» Exercise brief: Pull out each line of the data that includes the word "外贸毕竟我们是打算长远发展的".

» Records for the exercise:
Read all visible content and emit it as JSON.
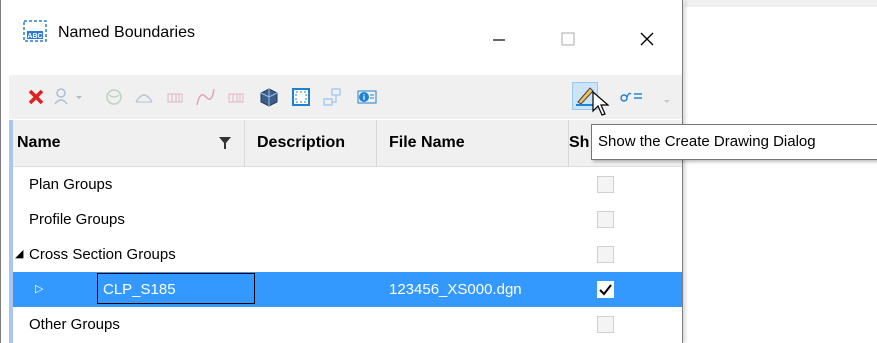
{
  "window": {
    "title": "Named Boundaries",
    "controls": {
      "minimize": "—",
      "maximize": "☐",
      "close": "✕"
    }
  },
  "toolbar": {
    "items": [
      {
        "name": "delete-button",
        "icon": "red-x-icon",
        "enabled": true
      },
      {
        "name": "filter-person-button",
        "icon": "person-filter-icon",
        "enabled": false
      },
      {
        "name": "dropdown-arrow",
        "icon": "chevron-down-icon",
        "enabled": false
      },
      {
        "name": "boundary-button",
        "icon": "globe-icon",
        "enabled": false
      },
      {
        "name": "profile-button",
        "icon": "arc-icon",
        "enabled": false
      },
      {
        "name": "grid-button",
        "icon": "grid-icon",
        "enabled": false
      },
      {
        "name": "curve-button",
        "icon": "curve-icon",
        "enabled": false
      },
      {
        "name": "grid2-button",
        "icon": "grid-icon",
        "enabled": false
      },
      {
        "name": "cube-button",
        "icon": "cube-icon",
        "enabled": true
      },
      {
        "name": "frame-button",
        "icon": "frame-icon",
        "enabled": true
      },
      {
        "name": "structure-button",
        "icon": "structure-icon",
        "enabled": false
      },
      {
        "name": "info-button",
        "icon": "info-icon",
        "enabled": true
      },
      {
        "name": "create-drawing-button",
        "icon": "pencil-icon",
        "enabled": true
      },
      {
        "name": "settings-button",
        "icon": "sigma-icon",
        "enabled": true
      },
      {
        "name": "overflow-button",
        "icon": "chevron-down-icon",
        "enabled": false
      }
    ]
  },
  "table": {
    "columns": [
      "Name",
      "Description",
      "File Name",
      "Sh"
    ],
    "rows": [
      {
        "name": "Plan Groups",
        "description": "",
        "file": "",
        "checked": false,
        "expander": "",
        "selected": false
      },
      {
        "name": "Profile Groups",
        "description": "",
        "file": "",
        "checked": false,
        "expander": "",
        "selected": false
      },
      {
        "name": "Cross Section Groups",
        "description": "",
        "file": "",
        "checked": false,
        "expander": "◢",
        "selected": false
      },
      {
        "name": "CLP_S185",
        "description": "",
        "file": "123456_XS000.dgn",
        "checked": true,
        "expander": "▷",
        "selected": true
      },
      {
        "name": "Other Groups",
        "description": "",
        "file": "",
        "checked": false,
        "expander": "",
        "selected": false
      }
    ]
  },
  "tooltip": {
    "text": "Show the Create Drawing Dialog"
  },
  "colors": {
    "selection": "#3399ff",
    "header_bg": "#f0f0f0",
    "left_accent": "#a6c8ee"
  }
}
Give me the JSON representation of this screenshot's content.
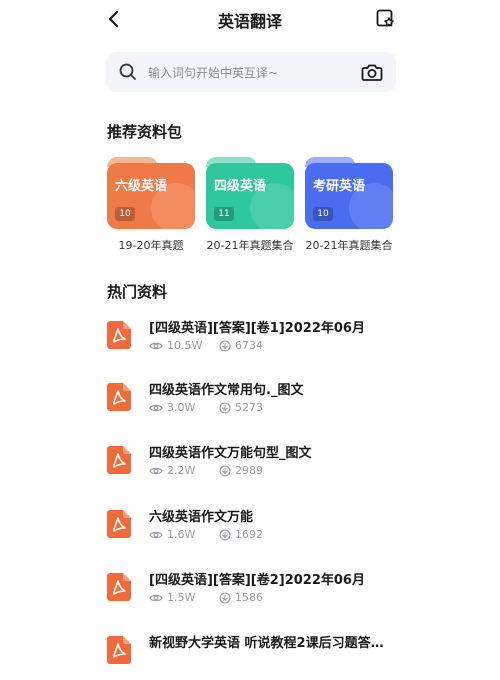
{
  "header": {
    "title": "英语翻译"
  },
  "search": {
    "placeholder": "输入词句开始中英互译~"
  },
  "packs_section": {
    "title": "推荐资料包",
    "packs": [
      {
        "name": "六级英语",
        "count": "10",
        "caption": "19-20年真题",
        "color": "#f07a47"
      },
      {
        "name": "四级英语",
        "count": "11",
        "caption": "20-21年真题集合",
        "color": "#2fc79c"
      },
      {
        "name": "考研英语",
        "count": "10",
        "caption": "20-21年真题集合",
        "color": "#4a6cf0"
      }
    ]
  },
  "hot_section": {
    "title": "热门资料",
    "items": [
      {
        "title": "[四级英语][答案][卷1]2022年06月",
        "views": "10.5W",
        "downloads": "6734"
      },
      {
        "title": "四级英语作文常用句._图文",
        "views": "3.0W",
        "downloads": "5273"
      },
      {
        "title": "四级英语作文万能句型_图文",
        "views": "2.2W",
        "downloads": "2989"
      },
      {
        "title": "六级英语作文万能",
        "views": "1.6W",
        "downloads": "1692"
      },
      {
        "title": "[四级英语][答案][卷2]2022年06月",
        "views": "1.5W",
        "downloads": "1586"
      },
      {
        "title": "新视野大学英语 听说教程2课后习题答…",
        "views": "",
        "downloads": ""
      }
    ]
  },
  "colors": {
    "pdf_red": "#f06a3c"
  },
  "icons": {
    "back": "chevron-left-icon",
    "favorite": "star-bookmark-icon",
    "search": "search-icon",
    "camera": "camera-icon",
    "file": "pdf-file-icon",
    "views": "eye-icon",
    "downloads": "download-icon"
  }
}
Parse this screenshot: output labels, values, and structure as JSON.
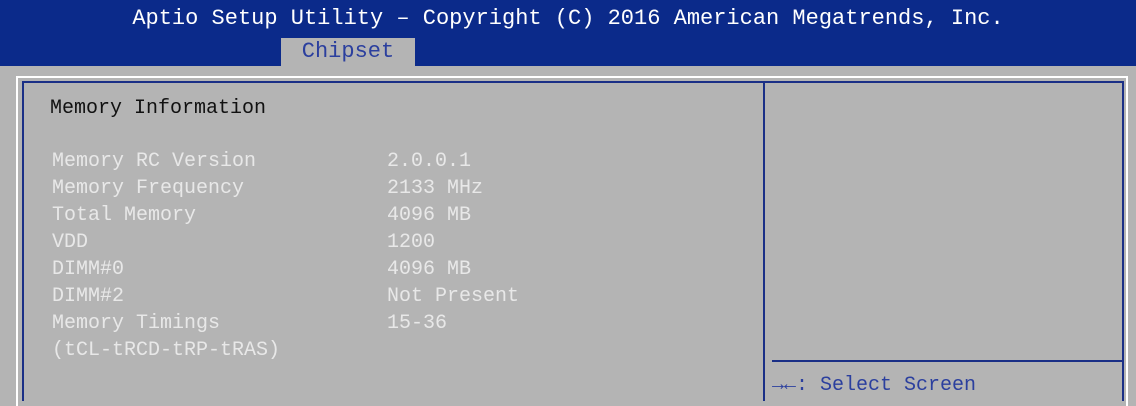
{
  "header": {
    "title": "Aptio Setup Utility – Copyright (C) 2016 American Megatrends, Inc.",
    "active_tab": "Chipset"
  },
  "section": {
    "title": "Memory Information"
  },
  "rows": [
    {
      "label": "Memory RC Version",
      "value": "2.0.0.1"
    },
    {
      "label": "Memory Frequency",
      "value": "2133 MHz"
    },
    {
      "label": "Total Memory",
      "value": "4096 MB"
    },
    {
      "label": "VDD",
      "value": "1200"
    },
    {
      "label": "DIMM#0",
      "value": "4096 MB"
    },
    {
      "label": "DIMM#2",
      "value": "Not Present"
    },
    {
      "label": "Memory Timings",
      "value": "15-36"
    },
    {
      "label": "(tCL-tRCD-tRP-tRAS)",
      "value": ""
    }
  ],
  "help": {
    "select_screen": "→←: Select Screen"
  },
  "colors": {
    "header_bg": "#0b2a8a",
    "body_bg": "#b4b4b4",
    "info_text": "#e8e8e8",
    "help_text": "#2b3f9e"
  }
}
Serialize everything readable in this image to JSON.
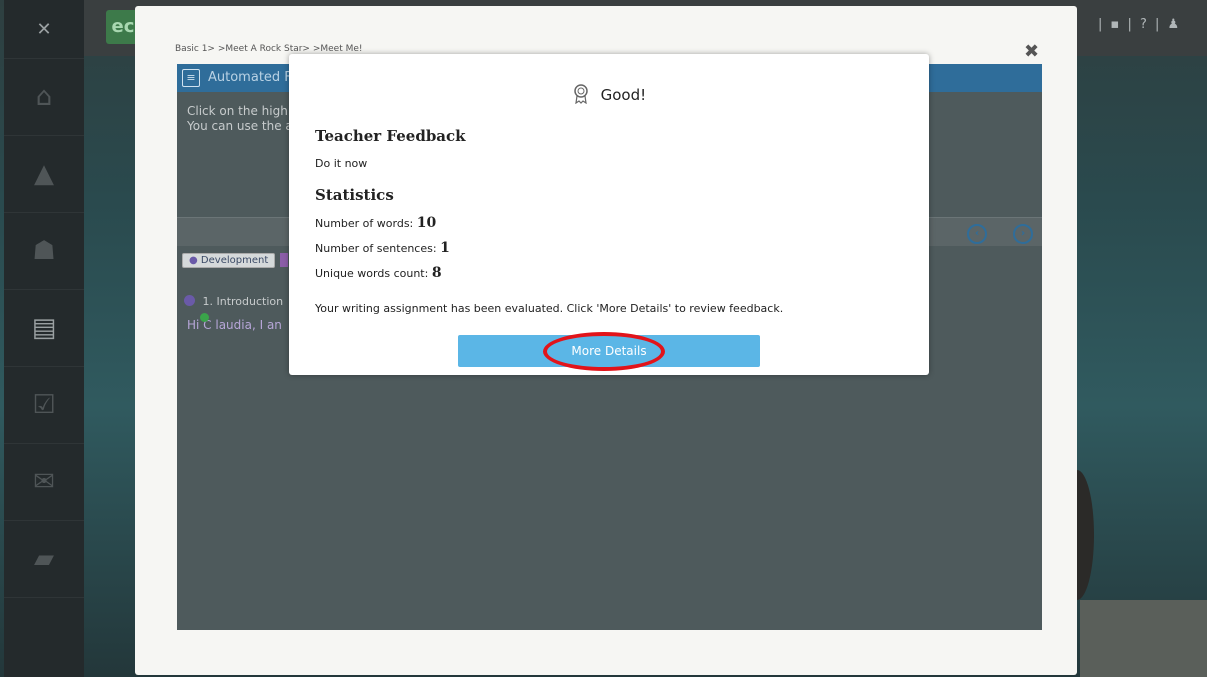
{
  "background": {
    "sidebar_icons": [
      "close-icon",
      "home-icon",
      "graduation-cap-icon",
      "group-icon",
      "clipboard-icon",
      "task-icon",
      "mail-icon",
      "book-icon"
    ],
    "topbar": {
      "logo_text": "ec",
      "right_glyphs": "| ▪ | ? | ♟"
    }
  },
  "activity": {
    "breadcrumb": "Basic 1> >Meet A Rock Star> >Meet Me!",
    "header_title": "Automated F",
    "instructions": [
      "Click on the highli",
      "You can use the a"
    ],
    "tag": "Development",
    "intro_label": "1. Introduction",
    "text_preview": "Hi C laudia, I an"
  },
  "modal": {
    "title": "Good!",
    "teacher_feedback_heading": "Teacher Feedback",
    "teacher_feedback_text": "Do it now",
    "statistics_heading": "Statistics",
    "stats": {
      "words_label": "Number of words:",
      "words_value": "10",
      "sentences_label": "Number of sentences:",
      "sentences_value": "1",
      "unique_label": "Unique words count:",
      "unique_value": "8"
    },
    "message": "Your writing assignment has been evaluated. Click 'More Details' to review feedback.",
    "button_label": "More Details"
  },
  "colors": {
    "button": "#5bb6e6",
    "highlight_circle": "#e2141a",
    "panel_header": "#2f6d9a"
  }
}
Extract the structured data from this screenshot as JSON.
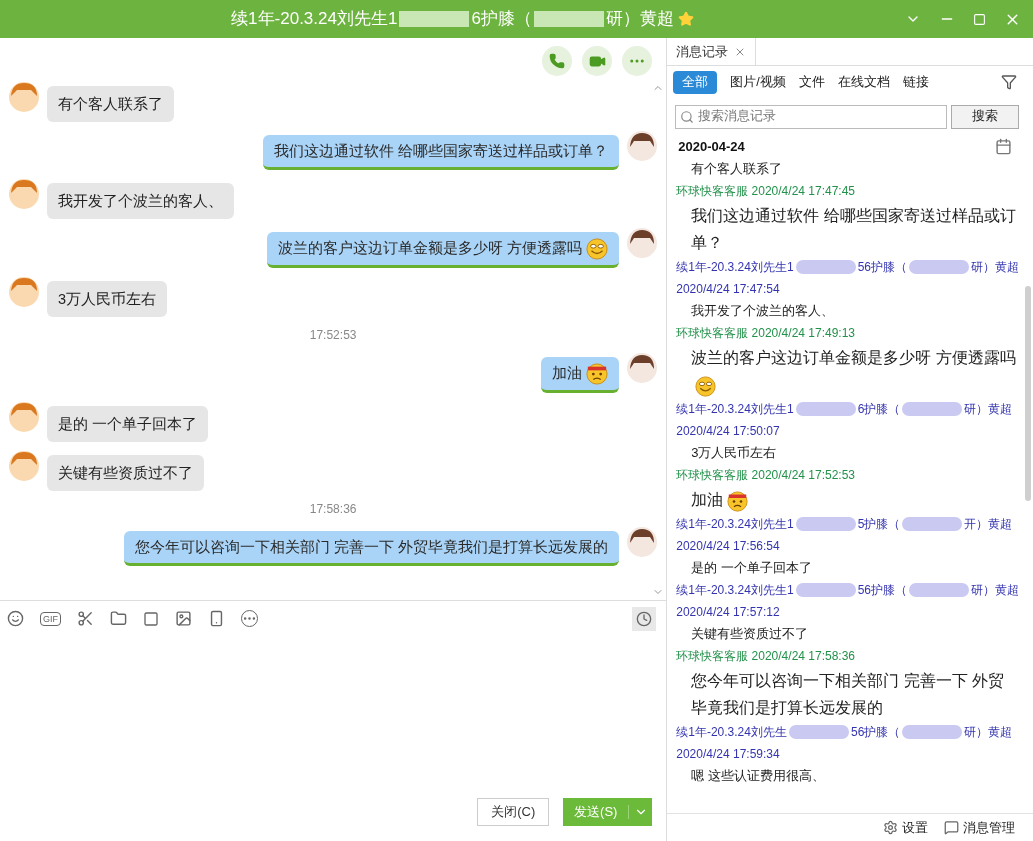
{
  "window": {
    "title_parts": [
      "续1年-20.3.24刘先生1",
      "6护膝（",
      "研）黄超"
    ]
  },
  "chat": [
    {
      "kind": "received",
      "text": "有个客人联系了"
    },
    {
      "kind": "sent",
      "text": "我们这边通过软件  给哪些国家寄送过样品或订单？"
    },
    {
      "kind": "received",
      "text": "我开发了个波兰的客人、"
    },
    {
      "kind": "sent",
      "text": "波兰的客户这边订单金额是多少呀   方便透露吗",
      "emoji": {
        "kind": "grin"
      }
    },
    {
      "kind": "received",
      "text": "3万人民币左右"
    },
    {
      "kind": "time",
      "text": "17:52:53"
    },
    {
      "kind": "sent",
      "text": "加油",
      "emoji": {
        "kind": "angry"
      }
    },
    {
      "kind": "received",
      "text": "是的  一个单子回本了"
    },
    {
      "kind": "received",
      "text": "关键有些资质过不了"
    },
    {
      "kind": "time",
      "text": "17:58:36"
    },
    {
      "kind": "sent",
      "text": "您今年可以咨询一下相关部门  完善一下  外贸毕竟我们是打算长远发展的"
    }
  ],
  "toolbar": {
    "gif_label": "GIF"
  },
  "buttons": {
    "close": "关闭(C)",
    "send": "发送(S)"
  },
  "history_panel": {
    "tab": "消息记录",
    "filters": [
      {
        "label": "全部",
        "selected": true
      },
      {
        "label": "图片/视频",
        "selected": false
      },
      {
        "label": "文件",
        "selected": false
      },
      {
        "label": "在线文档",
        "selected": false
      },
      {
        "label": "链接",
        "selected": false
      }
    ],
    "search": {
      "placeholder": "搜索消息记录",
      "button": "搜索"
    },
    "date": "2020-04-24",
    "entries": [
      {
        "kind": "peer",
        "text": "有个客人联系了"
      },
      {
        "kind": "self",
        "sender": "环球快客客服",
        "time": "2020/4/24 17:47:45",
        "text": "我们这边通过软件  给哪些国家寄送过样品或订单？"
      },
      {
        "kind": "peer",
        "sender_parts": [
          "续1年-20.3.24刘先生1",
          "56护膝（",
          "研）黄超"
        ],
        "time": "2020/4/24 17:47:54",
        "text": "我开发了个波兰的客人、"
      },
      {
        "kind": "self",
        "sender": "环球快客客服",
        "time": "2020/4/24 17:49:13",
        "text": "波兰的客户这边订单金额是多少呀   方便透露吗",
        "emoji": {
          "kind": "grin"
        }
      },
      {
        "kind": "peer",
        "sender_parts": [
          "续1年-20.3.24刘先生1",
          "6护膝（",
          "研）黄超"
        ],
        "time": "2020/4/24 17:50:07",
        "text": "3万人民币左右"
      },
      {
        "kind": "self",
        "sender": "环球快客客服",
        "time": "2020/4/24 17:52:53",
        "text": "加油",
        "emoji": {
          "kind": "angry"
        }
      },
      {
        "kind": "peer",
        "sender_parts": [
          "续1年-20.3.24刘先生1",
          "5护膝（",
          "开）黄超"
        ],
        "time": "2020/4/24 17:56:54",
        "text": "是的  一个单子回本了"
      },
      {
        "kind": "peer",
        "sender_parts": [
          "续1年-20.3.24刘先生1",
          "56护膝（",
          "研）黄超"
        ],
        "time": "2020/4/24 17:57:12",
        "text": "关键有些资质过不了"
      },
      {
        "kind": "self",
        "sender": "环球快客客服",
        "time": "2020/4/24 17:58:36",
        "text": "您今年可以咨询一下相关部门  完善一下  外贸毕竟我们是打算长远发展的"
      },
      {
        "kind": "peer",
        "sender_parts": [
          "续1年-20.3.24刘先生",
          "56护膝（",
          "研）黄超"
        ],
        "time": "2020/4/24 17:59:34",
        "text": "嗯  这些认证费用很高、"
      }
    ],
    "footer": {
      "settings": "设置",
      "manage": "消息管理"
    }
  }
}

» Answer to the exercise:
      "text": "您今年可以咨询一下相关部门  完善一下  外贸毕竟我们是打算长远发展的"
        "text": "您今年可以咨询一下相关部门  完善一下  外贸毕竟我们是打算长远发展的"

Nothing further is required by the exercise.